Structured figure records:
────────

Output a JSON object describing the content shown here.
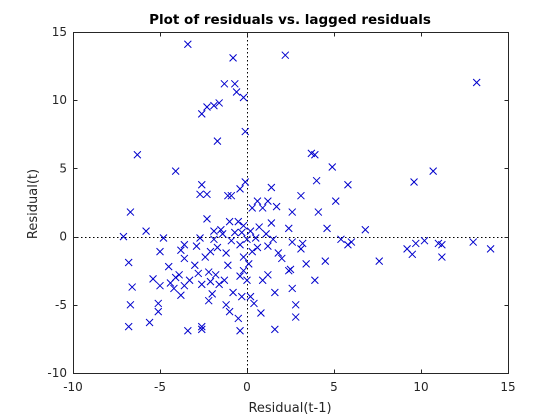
{
  "chart_data": {
    "type": "scatter",
    "title": "Plot of residuals vs. lagged residuals",
    "xlabel": "Residual(t-1)",
    "ylabel": "Residual(t)",
    "xlim": [
      -10,
      15
    ],
    "ylim": [
      -10,
      15
    ],
    "xticks": [
      -10,
      -5,
      0,
      5,
      10,
      15
    ],
    "yticks": [
      -10,
      -5,
      0,
      5,
      10,
      15
    ],
    "grid": false,
    "reference_lines": {
      "x": 0,
      "y": 0
    },
    "marker": "x",
    "marker_color": "#0000cc",
    "series": [
      {
        "points": [
          [
            -3.4,
            14.1
          ],
          [
            -0.8,
            13.1
          ],
          [
            2.2,
            13.3
          ],
          [
            13.2,
            11.3
          ],
          [
            -1.3,
            11.2
          ],
          [
            -0.7,
            11.2
          ],
          [
            -0.6,
            10.6
          ],
          [
            -0.2,
            10.2
          ],
          [
            -1.9,
            9.6
          ],
          [
            -2.3,
            9.5
          ],
          [
            -2.6,
            9.0
          ],
          [
            -1.6,
            9.8
          ],
          [
            -0.1,
            7.7
          ],
          [
            -1.7,
            7.0
          ],
          [
            -6.3,
            6.0
          ],
          [
            3.7,
            6.1
          ],
          [
            3.9,
            6.0
          ],
          [
            4.9,
            5.1
          ],
          [
            -4.1,
            4.8
          ],
          [
            10.7,
            4.8
          ],
          [
            4.0,
            4.1
          ],
          [
            9.6,
            4.0
          ],
          [
            -0.1,
            4.0
          ],
          [
            -2.6,
            3.8
          ],
          [
            5.8,
            3.8
          ],
          [
            -0.4,
            3.5
          ],
          [
            1.4,
            3.6
          ],
          [
            -2.7,
            3.1
          ],
          [
            -2.3,
            3.1
          ],
          [
            -1.1,
            3.0
          ],
          [
            -0.9,
            3.0
          ],
          [
            3.1,
            3.0
          ],
          [
            5.1,
            2.6
          ],
          [
            0.6,
            2.6
          ],
          [
            1.2,
            2.6
          ],
          [
            1.7,
            2.2
          ],
          [
            0.3,
            2.1
          ],
          [
            0.9,
            2.1
          ],
          [
            -6.7,
            1.8
          ],
          [
            2.6,
            1.8
          ],
          [
            4.1,
            1.8
          ],
          [
            -2.3,
            1.3
          ],
          [
            -1.0,
            1.1
          ],
          [
            -0.5,
            1.1
          ],
          [
            1.4,
            1.0
          ],
          [
            -0.2,
            0.8
          ],
          [
            0.7,
            0.7
          ],
          [
            -1.5,
            0.5
          ],
          [
            -1.9,
            0.4
          ],
          [
            -0.7,
            0.3
          ],
          [
            2.4,
            0.6
          ],
          [
            4.6,
            0.6
          ],
          [
            -5.8,
            0.4
          ],
          [
            -1.4,
            0.2
          ],
          [
            -0.3,
            0.3
          ],
          [
            0.2,
            0.4
          ],
          [
            1.1,
            0.2
          ],
          [
            6.8,
            0.5
          ],
          [
            -7.1,
            0.0
          ],
          [
            -4.8,
            -0.1
          ],
          [
            -2.7,
            -0.1
          ],
          [
            -1.9,
            -0.2
          ],
          [
            -0.9,
            -0.3
          ],
          [
            0.0,
            -0.2
          ],
          [
            0.5,
            -0.1
          ],
          [
            1.5,
            -0.2
          ],
          [
            2.6,
            -0.4
          ],
          [
            3.2,
            -0.5
          ],
          [
            5.4,
            -0.2
          ],
          [
            6.0,
            -0.4
          ],
          [
            10.2,
            -0.3
          ],
          [
            11.0,
            -0.5
          ],
          [
            13.0,
            -0.4
          ],
          [
            -3.6,
            -0.6
          ],
          [
            -2.9,
            -0.7
          ],
          [
            -1.7,
            -0.8
          ],
          [
            -0.4,
            -0.6
          ],
          [
            0.6,
            -0.8
          ],
          [
            1.2,
            -0.7
          ],
          [
            3.1,
            -0.9
          ],
          [
            5.8,
            -0.6
          ],
          [
            9.7,
            -0.5
          ],
          [
            11.2,
            -0.6
          ],
          [
            14.0,
            -0.9
          ],
          [
            -5.0,
            -1.1
          ],
          [
            -3.8,
            -1.0
          ],
          [
            -2.1,
            -1.1
          ],
          [
            -1.2,
            -1.2
          ],
          [
            0.3,
            -1.1
          ],
          [
            1.8,
            -1.2
          ],
          [
            9.2,
            -0.9
          ],
          [
            -6.8,
            -1.9
          ],
          [
            -3.6,
            -1.6
          ],
          [
            -2.4,
            -1.5
          ],
          [
            -0.2,
            -1.5
          ],
          [
            2.0,
            -1.6
          ],
          [
            4.5,
            -1.8
          ],
          [
            7.6,
            -1.8
          ],
          [
            11.2,
            -1.5
          ],
          [
            9.5,
            -1.3
          ],
          [
            -4.5,
            -2.2
          ],
          [
            -3.0,
            -2.1
          ],
          [
            -1.1,
            -2.1
          ],
          [
            0.1,
            -2.0
          ],
          [
            3.4,
            -2.0
          ],
          [
            -2.2,
            -2.6
          ],
          [
            -0.2,
            -2.5
          ],
          [
            2.4,
            -2.5
          ],
          [
            -5.4,
            -3.1
          ],
          [
            -3.9,
            -2.8
          ],
          [
            -2.8,
            -2.7
          ],
          [
            -1.8,
            -2.8
          ],
          [
            -0.4,
            -2.9
          ],
          [
            1.2,
            -2.8
          ],
          [
            2.5,
            -2.4
          ],
          [
            -4.4,
            -3.4
          ],
          [
            -4.1,
            -3.0
          ],
          [
            -3.3,
            -3.2
          ],
          [
            -2.1,
            -3.3
          ],
          [
            -1.3,
            -3.2
          ],
          [
            0.9,
            -3.2
          ],
          [
            3.9,
            -3.2
          ],
          [
            -6.6,
            -3.7
          ],
          [
            -5.0,
            -3.6
          ],
          [
            -4.2,
            -3.8
          ],
          [
            -3.6,
            -3.6
          ],
          [
            -2.6,
            -3.5
          ],
          [
            -1.6,
            -3.5
          ],
          [
            0.0,
            -3.2
          ],
          [
            2.6,
            -3.8
          ],
          [
            -3.8,
            -4.3
          ],
          [
            -2.0,
            -4.2
          ],
          [
            -0.8,
            -4.1
          ],
          [
            -0.3,
            -4.4
          ],
          [
            0.2,
            -4.4
          ],
          [
            1.6,
            -4.1
          ],
          [
            -5.1,
            -4.9
          ],
          [
            -2.2,
            -4.7
          ],
          [
            -1.2,
            -5.0
          ],
          [
            0.4,
            -4.9
          ],
          [
            2.8,
            -5.0
          ],
          [
            -6.7,
            -5.0
          ],
          [
            -5.1,
            -5.5
          ],
          [
            -1.0,
            -5.5
          ],
          [
            0.8,
            -5.6
          ],
          [
            2.8,
            -5.9
          ],
          [
            -5.6,
            -6.3
          ],
          [
            -0.5,
            -6.0
          ],
          [
            -6.8,
            -6.6
          ],
          [
            -3.4,
            -6.9
          ],
          [
            -2.6,
            -6.8
          ],
          [
            -0.4,
            -6.9
          ],
          [
            1.6,
            -6.8
          ],
          [
            -2.6,
            -6.6
          ]
        ]
      }
    ]
  }
}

────────

> **Task prompt**
Every line of the material is to be quoted exactly, with no pictures carried over.

> **Full answer**
Output a JSON object describing the content shown here.
{
  "chart_data": {
    "type": "scatter",
    "title": "Plot of residuals vs. lagged residuals",
    "xlabel": "Residual(t-1)",
    "ylabel": "Residual(t)",
    "xlim": [
      -10,
      15
    ],
    "ylim": [
      -10,
      15
    ],
    "xticks": [
      -10,
      -5,
      0,
      5,
      10,
      15
    ],
    "yticks": [
      -10,
      -5,
      0,
      5,
      10,
      15
    ],
    "grid": false,
    "reference_lines": {
      "x": 0,
      "y": 0
    },
    "marker": "x",
    "marker_color": "#0000cc",
    "series": [
      {
        "points": [
          [
            -3.4,
            14.1
          ],
          [
            -0.8,
            13.1
          ],
          [
            2.2,
            13.3
          ],
          [
            13.2,
            11.3
          ],
          [
            -1.3,
            11.2
          ],
          [
            -0.7,
            11.2
          ],
          [
            -0.6,
            10.6
          ],
          [
            -0.2,
            10.2
          ],
          [
            -1.9,
            9.6
          ],
          [
            -2.3,
            9.5
          ],
          [
            -2.6,
            9.0
          ],
          [
            -1.6,
            9.8
          ],
          [
            -0.1,
            7.7
          ],
          [
            -1.7,
            7.0
          ],
          [
            -6.3,
            6.0
          ],
          [
            3.7,
            6.1
          ],
          [
            3.9,
            6.0
          ],
          [
            4.9,
            5.1
          ],
          [
            -4.1,
            4.8
          ],
          [
            10.7,
            4.8
          ],
          [
            4.0,
            4.1
          ],
          [
            9.6,
            4.0
          ],
          [
            -0.1,
            4.0
          ],
          [
            -2.6,
            3.8
          ],
          [
            5.8,
            3.8
          ],
          [
            -0.4,
            3.5
          ],
          [
            1.4,
            3.6
          ],
          [
            -2.7,
            3.1
          ],
          [
            -2.3,
            3.1
          ],
          [
            -1.1,
            3.0
          ],
          [
            -0.9,
            3.0
          ],
          [
            3.1,
            3.0
          ],
          [
            5.1,
            2.6
          ],
          [
            0.6,
            2.6
          ],
          [
            1.2,
            2.6
          ],
          [
            1.7,
            2.2
          ],
          [
            0.3,
            2.1
          ],
          [
            0.9,
            2.1
          ],
          [
            -6.7,
            1.8
          ],
          [
            2.6,
            1.8
          ],
          [
            4.1,
            1.8
          ],
          [
            -2.3,
            1.3
          ],
          [
            -1.0,
            1.1
          ],
          [
            -0.5,
            1.1
          ],
          [
            1.4,
            1.0
          ],
          [
            -0.2,
            0.8
          ],
          [
            0.7,
            0.7
          ],
          [
            -1.5,
            0.5
          ],
          [
            -1.9,
            0.4
          ],
          [
            -0.7,
            0.3
          ],
          [
            2.4,
            0.6
          ],
          [
            4.6,
            0.6
          ],
          [
            -5.8,
            0.4
          ],
          [
            -1.4,
            0.2
          ],
          [
            -0.3,
            0.3
          ],
          [
            0.2,
            0.4
          ],
          [
            1.1,
            0.2
          ],
          [
            6.8,
            0.5
          ],
          [
            -7.1,
            0.0
          ],
          [
            -4.8,
            -0.1
          ],
          [
            -2.7,
            -0.1
          ],
          [
            -1.9,
            -0.2
          ],
          [
            -0.9,
            -0.3
          ],
          [
            0.0,
            -0.2
          ],
          [
            0.5,
            -0.1
          ],
          [
            1.5,
            -0.2
          ],
          [
            2.6,
            -0.4
          ],
          [
            3.2,
            -0.5
          ],
          [
            5.4,
            -0.2
          ],
          [
            6.0,
            -0.4
          ],
          [
            10.2,
            -0.3
          ],
          [
            11.0,
            -0.5
          ],
          [
            13.0,
            -0.4
          ],
          [
            -3.6,
            -0.6
          ],
          [
            -2.9,
            -0.7
          ],
          [
            -1.7,
            -0.8
          ],
          [
            -0.4,
            -0.6
          ],
          [
            0.6,
            -0.8
          ],
          [
            1.2,
            -0.7
          ],
          [
            3.1,
            -0.9
          ],
          [
            5.8,
            -0.6
          ],
          [
            9.7,
            -0.5
          ],
          [
            11.2,
            -0.6
          ],
          [
            14.0,
            -0.9
          ],
          [
            -5.0,
            -1.1
          ],
          [
            -3.8,
            -1.0
          ],
          [
            -2.1,
            -1.1
          ],
          [
            -1.2,
            -1.2
          ],
          [
            0.3,
            -1.1
          ],
          [
            1.8,
            -1.2
          ],
          [
            9.2,
            -0.9
          ],
          [
            -6.8,
            -1.9
          ],
          [
            -3.6,
            -1.6
          ],
          [
            -2.4,
            -1.5
          ],
          [
            -0.2,
            -1.5
          ],
          [
            2.0,
            -1.6
          ],
          [
            4.5,
            -1.8
          ],
          [
            7.6,
            -1.8
          ],
          [
            11.2,
            -1.5
          ],
          [
            9.5,
            -1.3
          ],
          [
            -4.5,
            -2.2
          ],
          [
            -3.0,
            -2.1
          ],
          [
            -1.1,
            -2.1
          ],
          [
            0.1,
            -2.0
          ],
          [
            3.4,
            -2.0
          ],
          [
            -2.2,
            -2.6
          ],
          [
            -0.2,
            -2.5
          ],
          [
            2.4,
            -2.5
          ],
          [
            -5.4,
            -3.1
          ],
          [
            -3.9,
            -2.8
          ],
          [
            -2.8,
            -2.7
          ],
          [
            -1.8,
            -2.8
          ],
          [
            -0.4,
            -2.9
          ],
          [
            1.2,
            -2.8
          ],
          [
            2.5,
            -2.4
          ],
          [
            -4.4,
            -3.4
          ],
          [
            -4.1,
            -3.0
          ],
          [
            -3.3,
            -3.2
          ],
          [
            -2.1,
            -3.3
          ],
          [
            -1.3,
            -3.2
          ],
          [
            0.9,
            -3.2
          ],
          [
            3.9,
            -3.2
          ],
          [
            -6.6,
            -3.7
          ],
          [
            -5.0,
            -3.6
          ],
          [
            -4.2,
            -3.8
          ],
          [
            -3.6,
            -3.6
          ],
          [
            -2.6,
            -3.5
          ],
          [
            -1.6,
            -3.5
          ],
          [
            0.0,
            -3.2
          ],
          [
            2.6,
            -3.8
          ],
          [
            -3.8,
            -4.3
          ],
          [
            -2.0,
            -4.2
          ],
          [
            -0.8,
            -4.1
          ],
          [
            -0.3,
            -4.4
          ],
          [
            0.2,
            -4.4
          ],
          [
            1.6,
            -4.1
          ],
          [
            -5.1,
            -4.9
          ],
          [
            -2.2,
            -4.7
          ],
          [
            -1.2,
            -5.0
          ],
          [
            0.4,
            -4.9
          ],
          [
            2.8,
            -5.0
          ],
          [
            -6.7,
            -5.0
          ],
          [
            -5.1,
            -5.5
          ],
          [
            -1.0,
            -5.5
          ],
          [
            0.8,
            -5.6
          ],
          [
            2.8,
            -5.9
          ],
          [
            -5.6,
            -6.3
          ],
          [
            -0.5,
            -6.0
          ],
          [
            -6.8,
            -6.6
          ],
          [
            -3.4,
            -6.9
          ],
          [
            -2.6,
            -6.8
          ],
          [
            -0.4,
            -6.9
          ],
          [
            1.6,
            -6.8
          ],
          [
            -2.6,
            -6.6
          ]
        ]
      }
    ]
  }
}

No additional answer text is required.